Dataset items:
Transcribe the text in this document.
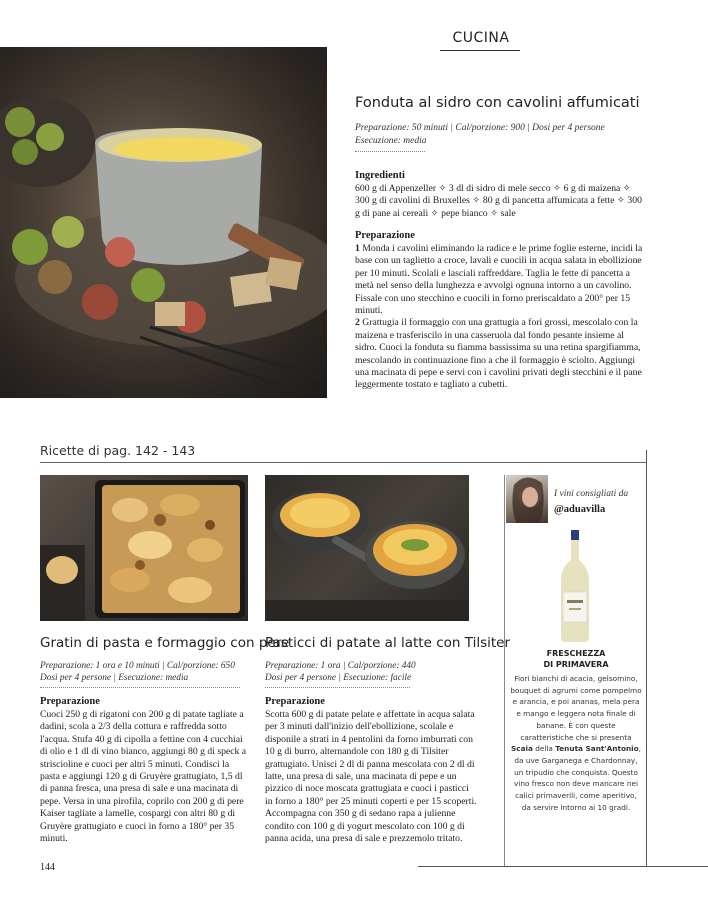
CUCINA
Fonduta al sidro con cavolini affumicati
Preparazione: 50 minuti | Cal/porzione: 900 | Dosi per 4 persone
Esecuzione: media
Ingredienti
600 g di Appenzeller ✧ 3 dl di sidro di mele secco ✧ 6 g di maizena ✧ 300 g di cavolini di Bruxelles ✧ 80 g di pancetta affumicata a fette ✧ 300 g di pane ai cereali ✧ pepe bianco ✧ sale
Preparazione
1 Monda i cavolini eliminando la radice e le prime foglie esterne, incidi la base con un taglietto a croce, lavali e cuocili in acqua salata in ebollizione per 10 minuti. Scolali e lasciali raffreddare. Taglia le fette di pancetta a metà nel senso della lunghezza e avvolgi ognuna intorno a un cavolino. Fissale con uno stecchino e cuocili in forno preriscaldato a 200° per 15 minuti.
2 Grattugia il formaggio con una grattugia a fori grossi, mescolalo con la maizena e trasferiscilo in una casseruola dal fondo pesante insieme al sidro. Cuoci la fonduta su fiamma bassissima su una retina spargifiamma, mescolando in continuazione fino a che il formaggio è sciolto. Aggiungi una macinata di pepe e servi con i cavolini privati degli stecchini e il pane leggermente tostato e tagliato a cubetti.
Ricette di pag. 142 - 143
Gratin di pasta e formaggio con pere
Preparazione: 1 ora e 10 minuti | Cal/porzione: 650
Dosi per 4 persone | Esecuzione: media
Preparazione
Cuoci 250 g di rigatoni con 200 g di patate tagliate a dadini, scola a 2/3 della cottura e raffredda sotto l'acqua. Stufa 40 g di cipolla a fettine con 4 cucchiai di olio e 1 dl di vino bianco, aggiungi 80 g di speck a striscioline e cuoci per altri 5 minuti. Condisci la pasta e aggiungi 120 g di Gruyère grattugiato, 1,5 dl di panna fresca, una presa di sale e una macinata di pepe. Versa in una pirofila, coprilo con 200 g di pere Kaiser tagliate a lamelle, cospargi con altri 80 g di Gruyère grattugiato e cuoci in forno a 180° per 35 minuti.
Pasticci di patate al latte con Tilsiter
Preparazione: 1 ora | Cal/porzione: 440
Dosi per 4 persone | Esecuzione: facile
Preparazione
Scotta 600 g di patate pelate e affettate in acqua salata per 3 minuti dall'inizio dell'ebollizione, scolale e disponile a strati in 4 pentolini da forno imburrati con 10 g di burro, alternandole con 180 g di Tilsiter grattugiato. Unisci 2 dl di panna mescolata con 2 dl di latte, una presa di sale, una macinata di pepe e un pizzico di noce moscata grattugiata e cuoci i pasticci in forno a 180° per 25 minuti coperti e per 15 scoperti. Accompagna con 350 g di sedano rapa a julienne condito con 100 g di yogurt mescolato con 100 g di panna acida, una presa di sale e prezzemolo tritato.
I vini consigliati da
@aduavilla
FRESCHEZZA
DI PRIMAVERA
Fiori bianchi di acacia, gelsomino, bouquet di agrumi come pompelmo e arancia, e poi ananas, mela pera e mango e leggera nota finale di banane. È con queste caratteristiche che si presenta Scaia della Tenuta Sant'Antonio, da uve Garganega e Chardonnay, un tripudio che conquista. Questo vino fresco non deve mancare nei calici primaverili, come aperitivo, da servire intorno ai 10 gradi.
144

*YOUR OBJECTIVE:*
Look through the data above. Find each line with the string "intorno" and copy it.

*COMPLETE ANSWER:*
1 Monda i cavolini eliminando la radice e le prime foglie esterne, incidi la base con un taglietto a croce, lavali e cuocili in acqua salata in ebollizione per 10 minuti. Scolali e lasciali raffreddare. Taglia le fette di pancetta a metà nel senso della lunghezza e avvolgi ognuna intorno a un cavolino. Fissale con uno stecchino e cuocili in forno preriscaldato a 200° per 15 minuti.
Fiori bianchi di acacia, gelsomino, bouquet di agrumi come pompelmo e arancia, e poi ananas, mela pera e mango e leggera nota finale di banane. È con queste caratteristiche che si presenta Scaia della Tenuta Sant'Antonio, da uve Garganega e Chardonnay, un tripudio che conquista. Questo vino fresco non deve mancare nei calici primaverili, come aperitivo, da servire intorno ai 10 gradi.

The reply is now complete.